> [Exercise objective] Go through the data below. List every line that holds the word "JSON".
** begin Supplied records **
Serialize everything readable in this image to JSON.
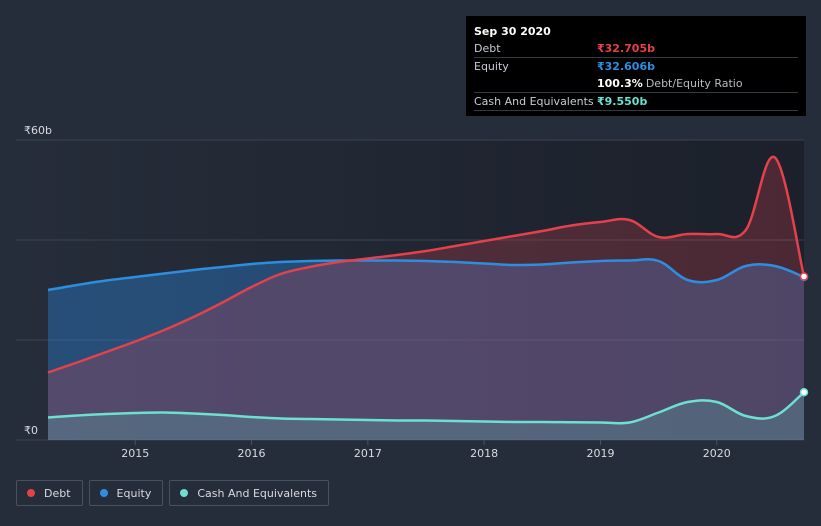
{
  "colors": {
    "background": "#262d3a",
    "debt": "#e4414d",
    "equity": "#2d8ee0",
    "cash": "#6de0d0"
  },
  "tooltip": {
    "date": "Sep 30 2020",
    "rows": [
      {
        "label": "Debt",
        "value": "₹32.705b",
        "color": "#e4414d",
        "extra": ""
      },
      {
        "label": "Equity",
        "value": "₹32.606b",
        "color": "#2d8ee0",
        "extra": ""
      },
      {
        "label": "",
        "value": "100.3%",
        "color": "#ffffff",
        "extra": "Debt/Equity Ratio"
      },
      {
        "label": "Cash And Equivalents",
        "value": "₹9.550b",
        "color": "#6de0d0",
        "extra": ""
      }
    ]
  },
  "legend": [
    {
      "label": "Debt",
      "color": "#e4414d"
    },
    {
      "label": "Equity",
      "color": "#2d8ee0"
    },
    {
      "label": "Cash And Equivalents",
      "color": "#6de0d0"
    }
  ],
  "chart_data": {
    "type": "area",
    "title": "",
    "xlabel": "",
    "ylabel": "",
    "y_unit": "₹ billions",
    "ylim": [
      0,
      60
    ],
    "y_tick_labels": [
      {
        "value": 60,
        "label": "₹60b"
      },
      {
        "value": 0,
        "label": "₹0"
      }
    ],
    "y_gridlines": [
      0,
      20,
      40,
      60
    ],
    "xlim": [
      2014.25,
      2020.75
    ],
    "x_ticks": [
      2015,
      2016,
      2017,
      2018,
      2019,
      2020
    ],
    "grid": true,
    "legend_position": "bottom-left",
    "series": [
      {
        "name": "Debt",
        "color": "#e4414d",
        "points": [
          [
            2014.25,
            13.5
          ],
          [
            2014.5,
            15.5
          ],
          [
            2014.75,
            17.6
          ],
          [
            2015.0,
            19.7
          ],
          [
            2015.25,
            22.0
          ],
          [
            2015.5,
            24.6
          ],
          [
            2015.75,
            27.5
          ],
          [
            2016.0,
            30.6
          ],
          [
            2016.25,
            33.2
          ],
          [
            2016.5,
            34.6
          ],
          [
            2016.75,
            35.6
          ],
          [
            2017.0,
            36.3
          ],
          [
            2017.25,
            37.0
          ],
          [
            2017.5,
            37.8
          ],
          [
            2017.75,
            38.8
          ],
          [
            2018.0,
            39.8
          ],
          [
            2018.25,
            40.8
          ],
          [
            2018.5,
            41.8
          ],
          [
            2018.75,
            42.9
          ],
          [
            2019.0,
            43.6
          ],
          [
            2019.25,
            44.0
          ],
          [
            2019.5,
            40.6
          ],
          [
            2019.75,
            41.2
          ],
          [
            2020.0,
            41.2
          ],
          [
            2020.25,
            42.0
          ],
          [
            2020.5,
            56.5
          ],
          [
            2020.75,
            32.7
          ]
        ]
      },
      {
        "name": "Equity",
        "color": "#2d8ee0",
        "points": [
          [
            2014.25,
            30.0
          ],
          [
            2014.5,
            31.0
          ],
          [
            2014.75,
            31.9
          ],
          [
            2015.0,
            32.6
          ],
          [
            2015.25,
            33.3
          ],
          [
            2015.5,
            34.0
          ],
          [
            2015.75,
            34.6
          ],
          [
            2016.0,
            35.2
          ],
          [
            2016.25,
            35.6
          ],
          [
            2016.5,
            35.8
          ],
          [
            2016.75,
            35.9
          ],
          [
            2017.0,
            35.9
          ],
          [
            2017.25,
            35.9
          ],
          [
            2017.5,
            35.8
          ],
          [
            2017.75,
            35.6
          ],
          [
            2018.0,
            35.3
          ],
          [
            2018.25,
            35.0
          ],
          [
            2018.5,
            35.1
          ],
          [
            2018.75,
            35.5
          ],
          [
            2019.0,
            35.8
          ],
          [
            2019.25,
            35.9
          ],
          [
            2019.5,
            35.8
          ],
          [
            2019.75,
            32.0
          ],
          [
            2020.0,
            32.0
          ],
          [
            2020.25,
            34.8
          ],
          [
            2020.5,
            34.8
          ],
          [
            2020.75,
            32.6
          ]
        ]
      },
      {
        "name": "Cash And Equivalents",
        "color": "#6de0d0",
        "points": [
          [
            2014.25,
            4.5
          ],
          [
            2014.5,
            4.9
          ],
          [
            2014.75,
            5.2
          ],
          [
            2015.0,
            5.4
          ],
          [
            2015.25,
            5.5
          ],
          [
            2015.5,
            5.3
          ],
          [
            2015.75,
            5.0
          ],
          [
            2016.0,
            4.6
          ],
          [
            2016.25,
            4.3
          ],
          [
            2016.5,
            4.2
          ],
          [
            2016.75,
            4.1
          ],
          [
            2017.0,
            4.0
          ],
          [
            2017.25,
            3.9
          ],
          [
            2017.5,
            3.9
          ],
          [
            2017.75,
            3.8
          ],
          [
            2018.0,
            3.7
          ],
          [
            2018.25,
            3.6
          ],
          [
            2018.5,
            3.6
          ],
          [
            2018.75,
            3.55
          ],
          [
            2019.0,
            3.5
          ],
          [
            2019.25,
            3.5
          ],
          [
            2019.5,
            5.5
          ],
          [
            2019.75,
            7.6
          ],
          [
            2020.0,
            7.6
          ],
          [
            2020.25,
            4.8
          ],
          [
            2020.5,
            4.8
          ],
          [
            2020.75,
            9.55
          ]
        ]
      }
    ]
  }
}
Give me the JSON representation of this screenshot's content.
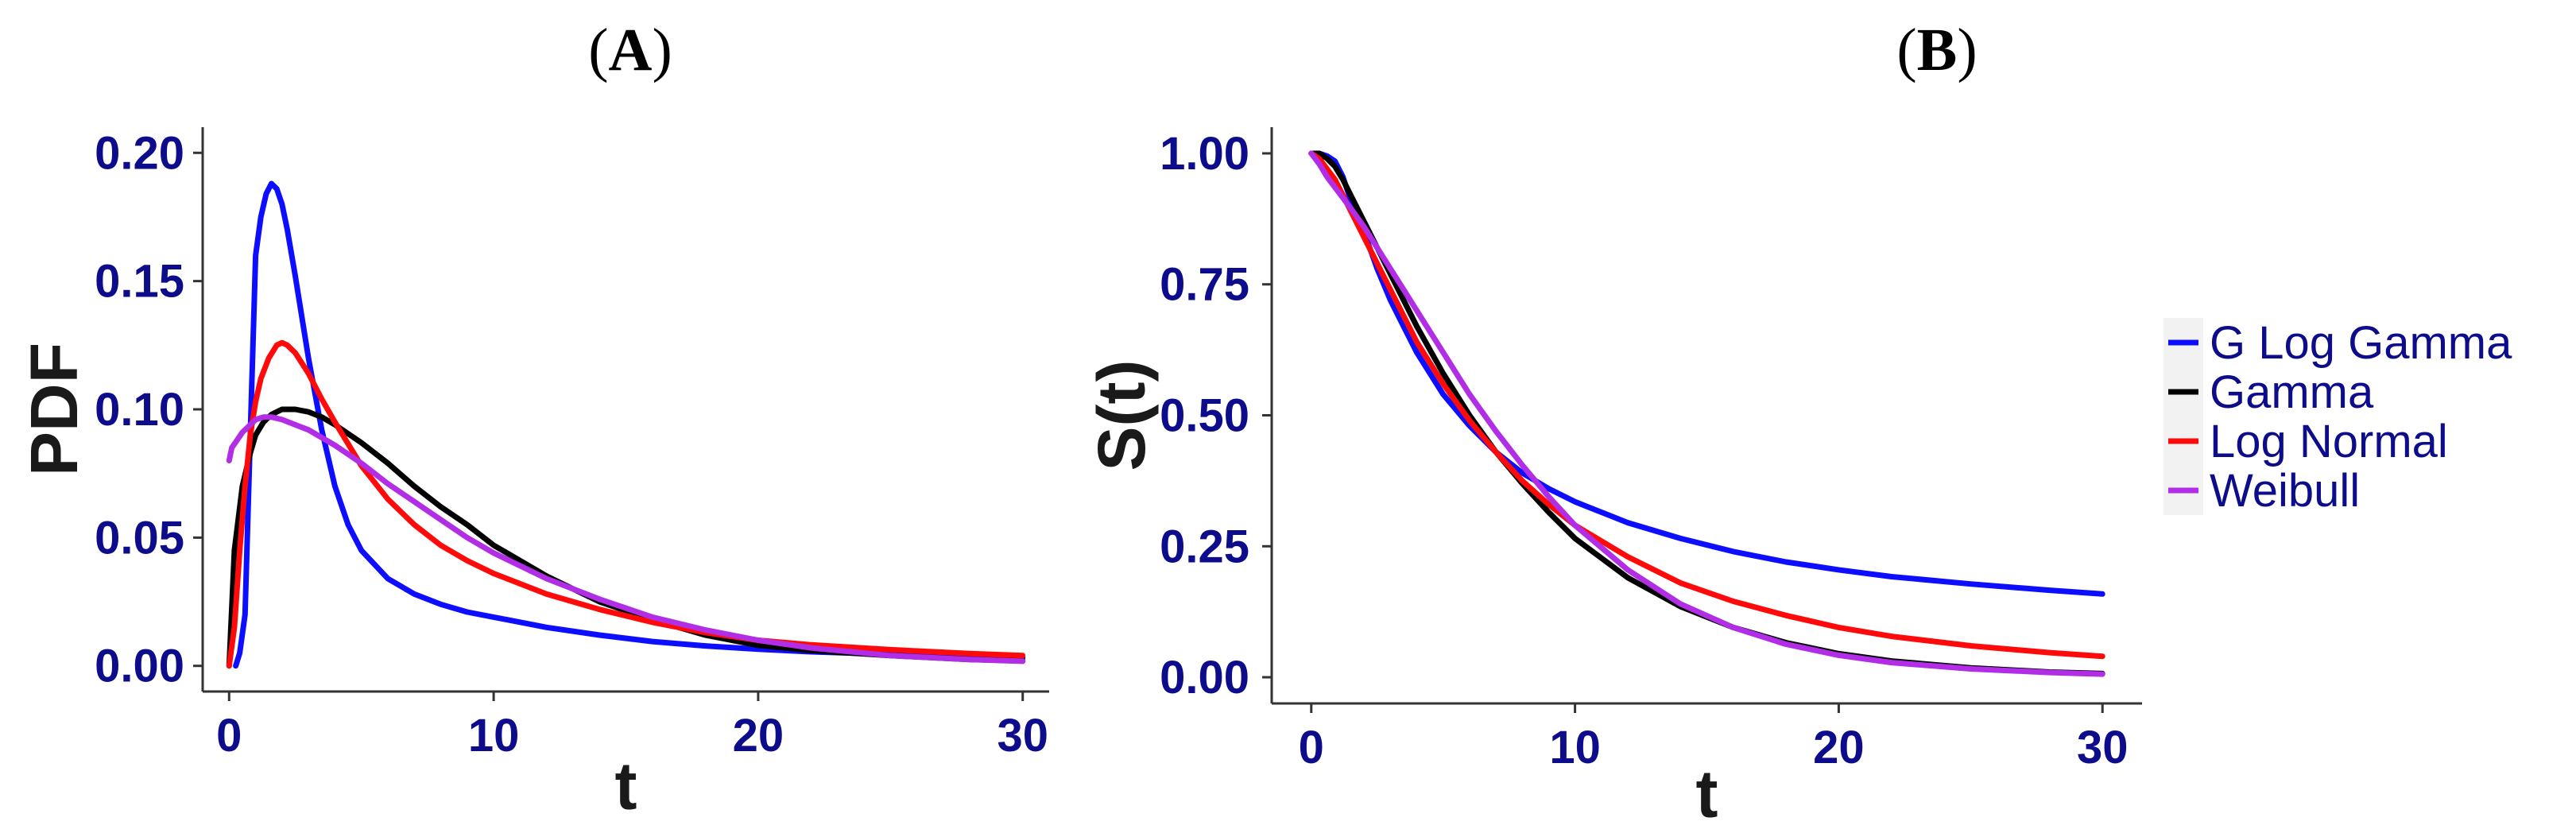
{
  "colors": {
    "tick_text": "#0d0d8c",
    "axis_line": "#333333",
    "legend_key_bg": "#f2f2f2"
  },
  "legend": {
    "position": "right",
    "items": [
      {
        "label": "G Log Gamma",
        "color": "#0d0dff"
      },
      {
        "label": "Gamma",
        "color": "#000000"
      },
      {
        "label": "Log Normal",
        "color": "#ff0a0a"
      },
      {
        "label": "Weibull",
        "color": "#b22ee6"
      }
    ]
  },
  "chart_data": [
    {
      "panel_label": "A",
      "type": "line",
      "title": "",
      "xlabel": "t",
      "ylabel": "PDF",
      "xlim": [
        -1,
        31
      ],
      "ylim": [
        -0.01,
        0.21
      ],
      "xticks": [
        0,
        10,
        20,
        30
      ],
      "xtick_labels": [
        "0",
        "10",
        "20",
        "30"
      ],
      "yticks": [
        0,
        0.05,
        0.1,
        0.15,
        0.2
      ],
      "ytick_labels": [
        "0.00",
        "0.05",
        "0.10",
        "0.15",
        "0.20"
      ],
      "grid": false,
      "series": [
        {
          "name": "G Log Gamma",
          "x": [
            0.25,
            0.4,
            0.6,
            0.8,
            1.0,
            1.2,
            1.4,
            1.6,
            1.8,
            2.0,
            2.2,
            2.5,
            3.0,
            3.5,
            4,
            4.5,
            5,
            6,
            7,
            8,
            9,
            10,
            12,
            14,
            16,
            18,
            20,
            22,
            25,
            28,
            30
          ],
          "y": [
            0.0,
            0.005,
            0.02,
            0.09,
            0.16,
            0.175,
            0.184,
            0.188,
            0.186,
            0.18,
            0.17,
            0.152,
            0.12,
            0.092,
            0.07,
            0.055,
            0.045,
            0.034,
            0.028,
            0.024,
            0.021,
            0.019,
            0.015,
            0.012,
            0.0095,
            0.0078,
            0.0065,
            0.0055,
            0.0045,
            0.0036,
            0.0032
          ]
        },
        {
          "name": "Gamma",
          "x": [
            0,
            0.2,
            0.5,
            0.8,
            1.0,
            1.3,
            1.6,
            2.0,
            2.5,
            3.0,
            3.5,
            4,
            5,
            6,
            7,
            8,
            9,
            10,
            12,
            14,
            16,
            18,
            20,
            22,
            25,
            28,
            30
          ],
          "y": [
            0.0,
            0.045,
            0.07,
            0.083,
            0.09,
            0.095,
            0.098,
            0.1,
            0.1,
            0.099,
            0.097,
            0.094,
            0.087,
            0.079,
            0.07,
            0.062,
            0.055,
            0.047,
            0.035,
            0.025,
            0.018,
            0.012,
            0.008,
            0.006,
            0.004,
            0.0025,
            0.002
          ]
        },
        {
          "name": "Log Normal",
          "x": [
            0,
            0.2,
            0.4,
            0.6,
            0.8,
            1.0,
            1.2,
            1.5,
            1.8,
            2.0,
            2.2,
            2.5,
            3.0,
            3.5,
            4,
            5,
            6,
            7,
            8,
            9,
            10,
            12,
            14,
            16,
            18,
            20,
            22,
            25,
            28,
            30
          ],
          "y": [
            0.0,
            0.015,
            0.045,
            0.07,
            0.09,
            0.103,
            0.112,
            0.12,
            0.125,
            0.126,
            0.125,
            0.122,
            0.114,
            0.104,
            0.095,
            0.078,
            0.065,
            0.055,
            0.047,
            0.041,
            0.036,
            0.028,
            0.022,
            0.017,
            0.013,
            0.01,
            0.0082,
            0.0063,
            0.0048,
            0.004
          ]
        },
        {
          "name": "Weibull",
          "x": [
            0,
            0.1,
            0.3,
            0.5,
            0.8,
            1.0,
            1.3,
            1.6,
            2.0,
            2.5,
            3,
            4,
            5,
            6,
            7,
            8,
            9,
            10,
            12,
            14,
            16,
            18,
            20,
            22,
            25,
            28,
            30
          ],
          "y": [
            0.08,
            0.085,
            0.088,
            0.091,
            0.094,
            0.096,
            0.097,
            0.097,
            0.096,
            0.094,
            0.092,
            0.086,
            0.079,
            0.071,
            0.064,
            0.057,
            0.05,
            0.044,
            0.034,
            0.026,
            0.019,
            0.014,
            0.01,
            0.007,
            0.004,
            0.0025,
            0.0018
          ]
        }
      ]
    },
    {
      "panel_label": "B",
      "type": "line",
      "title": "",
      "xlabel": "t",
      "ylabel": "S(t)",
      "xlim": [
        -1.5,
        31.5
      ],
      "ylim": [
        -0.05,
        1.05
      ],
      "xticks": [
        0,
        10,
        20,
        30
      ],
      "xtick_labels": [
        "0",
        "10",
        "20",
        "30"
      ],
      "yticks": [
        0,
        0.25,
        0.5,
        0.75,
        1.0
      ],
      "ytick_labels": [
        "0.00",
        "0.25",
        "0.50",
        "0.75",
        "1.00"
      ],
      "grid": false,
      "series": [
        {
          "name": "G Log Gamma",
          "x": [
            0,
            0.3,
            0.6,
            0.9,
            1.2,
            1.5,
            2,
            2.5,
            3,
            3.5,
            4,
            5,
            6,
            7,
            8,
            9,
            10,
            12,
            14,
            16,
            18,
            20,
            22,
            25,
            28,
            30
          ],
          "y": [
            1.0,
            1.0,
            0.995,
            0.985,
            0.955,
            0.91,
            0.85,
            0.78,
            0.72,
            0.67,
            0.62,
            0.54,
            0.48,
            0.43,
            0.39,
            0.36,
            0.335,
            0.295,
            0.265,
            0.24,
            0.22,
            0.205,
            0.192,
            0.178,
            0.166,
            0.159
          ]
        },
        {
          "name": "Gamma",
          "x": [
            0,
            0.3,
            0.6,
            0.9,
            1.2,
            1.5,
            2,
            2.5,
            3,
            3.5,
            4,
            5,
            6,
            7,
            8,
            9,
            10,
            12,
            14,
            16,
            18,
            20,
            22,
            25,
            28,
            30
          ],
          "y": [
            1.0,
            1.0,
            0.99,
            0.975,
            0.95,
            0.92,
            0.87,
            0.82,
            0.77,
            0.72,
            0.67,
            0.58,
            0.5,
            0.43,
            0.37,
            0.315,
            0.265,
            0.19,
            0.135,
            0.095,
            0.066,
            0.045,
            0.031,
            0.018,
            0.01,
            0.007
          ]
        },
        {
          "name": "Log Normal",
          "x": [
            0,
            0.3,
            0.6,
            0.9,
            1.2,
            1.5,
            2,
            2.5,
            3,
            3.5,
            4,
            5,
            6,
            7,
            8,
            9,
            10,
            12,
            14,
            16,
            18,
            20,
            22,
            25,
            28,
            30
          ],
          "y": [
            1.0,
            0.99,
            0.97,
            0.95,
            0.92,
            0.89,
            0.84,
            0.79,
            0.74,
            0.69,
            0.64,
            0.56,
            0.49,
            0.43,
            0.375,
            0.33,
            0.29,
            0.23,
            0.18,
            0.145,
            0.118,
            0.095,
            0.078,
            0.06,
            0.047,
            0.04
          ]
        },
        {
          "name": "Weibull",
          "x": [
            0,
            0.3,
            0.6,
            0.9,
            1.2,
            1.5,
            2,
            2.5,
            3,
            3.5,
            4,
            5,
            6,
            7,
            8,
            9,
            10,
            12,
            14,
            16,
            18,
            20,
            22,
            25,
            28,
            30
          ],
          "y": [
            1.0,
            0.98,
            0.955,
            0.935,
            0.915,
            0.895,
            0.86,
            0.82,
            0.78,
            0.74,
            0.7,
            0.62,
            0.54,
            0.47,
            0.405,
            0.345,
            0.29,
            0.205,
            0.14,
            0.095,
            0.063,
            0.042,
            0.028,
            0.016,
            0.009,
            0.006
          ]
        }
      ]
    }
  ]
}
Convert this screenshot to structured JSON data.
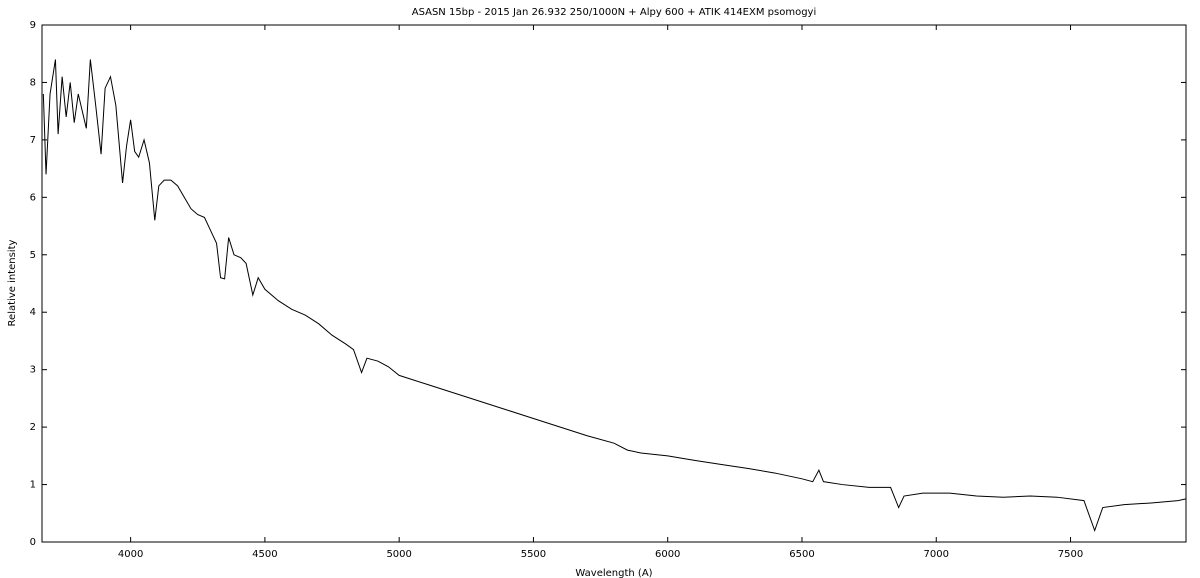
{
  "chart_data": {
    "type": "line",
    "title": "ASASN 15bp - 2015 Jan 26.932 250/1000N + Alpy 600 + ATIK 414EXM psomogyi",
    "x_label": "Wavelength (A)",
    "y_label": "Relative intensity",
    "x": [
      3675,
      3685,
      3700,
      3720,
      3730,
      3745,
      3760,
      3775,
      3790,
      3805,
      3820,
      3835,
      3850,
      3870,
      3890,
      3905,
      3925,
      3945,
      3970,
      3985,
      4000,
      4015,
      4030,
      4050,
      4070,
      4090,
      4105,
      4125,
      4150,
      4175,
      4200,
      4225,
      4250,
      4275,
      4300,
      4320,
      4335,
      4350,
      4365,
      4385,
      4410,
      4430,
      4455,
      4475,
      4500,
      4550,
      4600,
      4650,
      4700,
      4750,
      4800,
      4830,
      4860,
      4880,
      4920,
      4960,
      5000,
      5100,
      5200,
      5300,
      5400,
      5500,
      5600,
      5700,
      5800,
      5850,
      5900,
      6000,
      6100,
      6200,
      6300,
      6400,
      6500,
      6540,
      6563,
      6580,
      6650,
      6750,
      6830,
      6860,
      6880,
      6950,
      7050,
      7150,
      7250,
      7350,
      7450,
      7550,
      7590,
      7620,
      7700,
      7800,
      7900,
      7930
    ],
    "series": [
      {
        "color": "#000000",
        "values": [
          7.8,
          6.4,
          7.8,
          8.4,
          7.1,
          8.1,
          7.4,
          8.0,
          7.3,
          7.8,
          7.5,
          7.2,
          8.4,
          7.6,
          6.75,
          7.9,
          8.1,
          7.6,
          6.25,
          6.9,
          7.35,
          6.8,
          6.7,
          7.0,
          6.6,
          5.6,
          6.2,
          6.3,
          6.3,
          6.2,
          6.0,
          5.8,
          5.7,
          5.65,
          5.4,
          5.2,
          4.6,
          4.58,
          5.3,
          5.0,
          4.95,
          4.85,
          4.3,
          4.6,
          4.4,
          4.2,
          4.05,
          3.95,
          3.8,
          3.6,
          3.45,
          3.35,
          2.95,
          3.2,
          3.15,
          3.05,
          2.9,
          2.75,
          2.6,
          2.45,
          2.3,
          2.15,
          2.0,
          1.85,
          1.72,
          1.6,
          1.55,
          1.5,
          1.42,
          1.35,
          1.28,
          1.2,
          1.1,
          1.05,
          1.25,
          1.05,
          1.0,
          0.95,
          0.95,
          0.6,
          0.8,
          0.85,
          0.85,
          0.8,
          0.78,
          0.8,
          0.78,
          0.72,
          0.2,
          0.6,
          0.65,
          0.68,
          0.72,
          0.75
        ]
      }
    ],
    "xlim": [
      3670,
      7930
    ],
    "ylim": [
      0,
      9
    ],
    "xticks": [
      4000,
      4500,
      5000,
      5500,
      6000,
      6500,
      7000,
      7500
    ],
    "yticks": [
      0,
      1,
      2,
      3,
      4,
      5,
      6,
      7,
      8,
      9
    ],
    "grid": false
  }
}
** end Supplied records **
> [Answer to this exercise]
Serialize everything readable in this image to JSON.
Give me the JSON representation of this screenshot's content.
Convert this screenshot to structured JSON data.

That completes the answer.